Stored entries
┌────────

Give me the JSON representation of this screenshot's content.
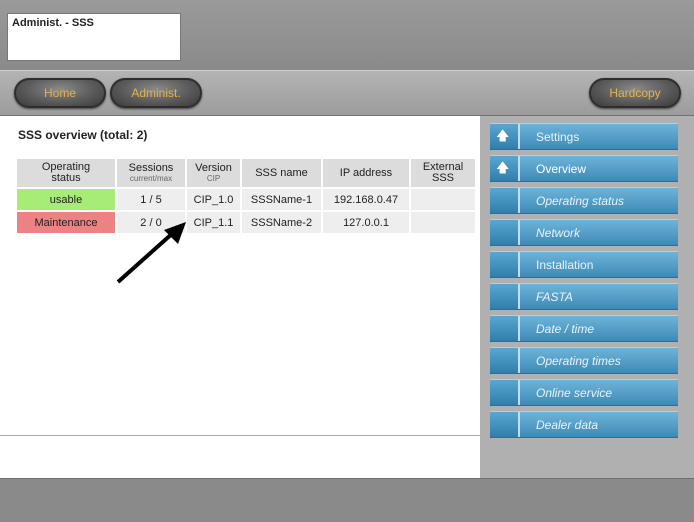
{
  "header": {
    "title": "Administ. - SSS"
  },
  "nav": {
    "home": "Home",
    "admin": "Administ.",
    "hardcopy": "Hardcopy"
  },
  "main": {
    "title": "SSS overview (total: 2)",
    "table": {
      "headers": [
        {
          "line1": "Operating",
          "line2": "status",
          "sub": ""
        },
        {
          "line1": "Sessions",
          "line2": "",
          "sub": "current/max"
        },
        {
          "line1": "Version",
          "line2": "",
          "sub": "CIP"
        },
        {
          "line1": "SSS name",
          "line2": "",
          "sub": ""
        },
        {
          "line1": "IP address",
          "line2": "",
          "sub": ""
        },
        {
          "line1": "External",
          "line2": "SSS",
          "sub": ""
        }
      ],
      "rows": [
        {
          "status": "usable",
          "sessions": "1 / 5",
          "version": "CIP_1.0",
          "name": "SSSName-1",
          "ip": "192.168.0.47",
          "external": ""
        },
        {
          "status": "Maintenance",
          "sessions": "2 / 0",
          "version": "CIP_1.1",
          "name": "SSSName-2",
          "ip": "127.0.0.1",
          "external": ""
        }
      ]
    }
  },
  "sidebar": {
    "items": [
      {
        "label": "Settings",
        "icon": "arrow-up-icon"
      },
      {
        "label": "Overview",
        "icon": "arrow-up-icon"
      },
      {
        "label": "Operating status"
      },
      {
        "label": "Network"
      },
      {
        "label": "Installation"
      },
      {
        "label": "FASTA"
      },
      {
        "label": "Date / time"
      },
      {
        "label": "Operating times"
      },
      {
        "label": "Online service"
      },
      {
        "label": "Dealer data"
      }
    ]
  },
  "colors": {
    "usable": "#a8ec78",
    "maintenance": "#ec8282",
    "menu": "#4a9ac6",
    "button_text": "#e3b34a"
  }
}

└────────

● **REQUIREMENTS**
Copy out each line in the listing that has the word "Operating".

● **EXPECTED ANSWER**
          "line1": "Operating",
        "label": "Operating status"
        "label": "Operating times"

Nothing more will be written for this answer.